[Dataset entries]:
- - -

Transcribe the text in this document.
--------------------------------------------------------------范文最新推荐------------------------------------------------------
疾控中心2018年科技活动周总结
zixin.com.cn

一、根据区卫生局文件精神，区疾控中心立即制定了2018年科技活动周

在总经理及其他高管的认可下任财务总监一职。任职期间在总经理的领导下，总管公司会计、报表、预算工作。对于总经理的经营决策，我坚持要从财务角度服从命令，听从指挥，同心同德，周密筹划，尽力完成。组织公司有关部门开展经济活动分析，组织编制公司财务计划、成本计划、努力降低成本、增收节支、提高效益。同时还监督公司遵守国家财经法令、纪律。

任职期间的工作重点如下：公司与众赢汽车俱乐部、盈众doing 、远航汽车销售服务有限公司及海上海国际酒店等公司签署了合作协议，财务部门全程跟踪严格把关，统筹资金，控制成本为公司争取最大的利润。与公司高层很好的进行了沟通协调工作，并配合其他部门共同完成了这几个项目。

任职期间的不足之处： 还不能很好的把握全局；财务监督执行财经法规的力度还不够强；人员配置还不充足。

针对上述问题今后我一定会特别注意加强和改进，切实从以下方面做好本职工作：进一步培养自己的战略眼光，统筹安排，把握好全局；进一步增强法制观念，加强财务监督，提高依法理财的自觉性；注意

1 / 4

- - -

[THE PROBLEM]: The listing above should be transcribed in full, exactly as written.

[EXERCISE ANSWER]:
Transcribe the text in this document.
--------------------------------------------------------------范文最新推荐------------------------------------------------------
疾控中心2018年科技活动周总结
zixin.com.cn

一、根据区卫生局文件精神，区疾控中心立即制定了2018年科技活动周

在总经理及其他高管的认可下任财务总监一职。任职期间在总经理的领导下，总管公司会计、报表、预算工作。对于总经理的经营决策，我坚持要从财务角度服从命令，听从指挥，同心同德，周密筹划，尽力完成。组织公司有关部门开展经济活动分析，组织编制公司财务计划、成本计划、努力降低成本、增收节支、提高效益。同时还监督公司遵守国家财经法令、纪律。

任职期间的工作重点如下：公司与众赢汽车俱乐部、盈众doing 、远航汽车销售服务有限公司及海上海国际酒店等公司签署了合作协议，财务部门全程跟踪严格把关，统筹资金，控制成本为公司争取最大的利润。与公司高层很好的进行了沟通协调工作，并配合其他部门共同完成了这几个项目。

任职期间的不足之处： 还不能很好的把握全局；财务监督执行财经法规的力度还不够强；人员配置还不充足。

针对上述问题今后我一定会特别注意加强和改进，切实从以下方面做好本职工作：进一步培养自己的战略眼光，统筹安排，把握好全局；进一步增强法制观念，加强财务监督，提高依法理财的自觉性；注意

1 / 4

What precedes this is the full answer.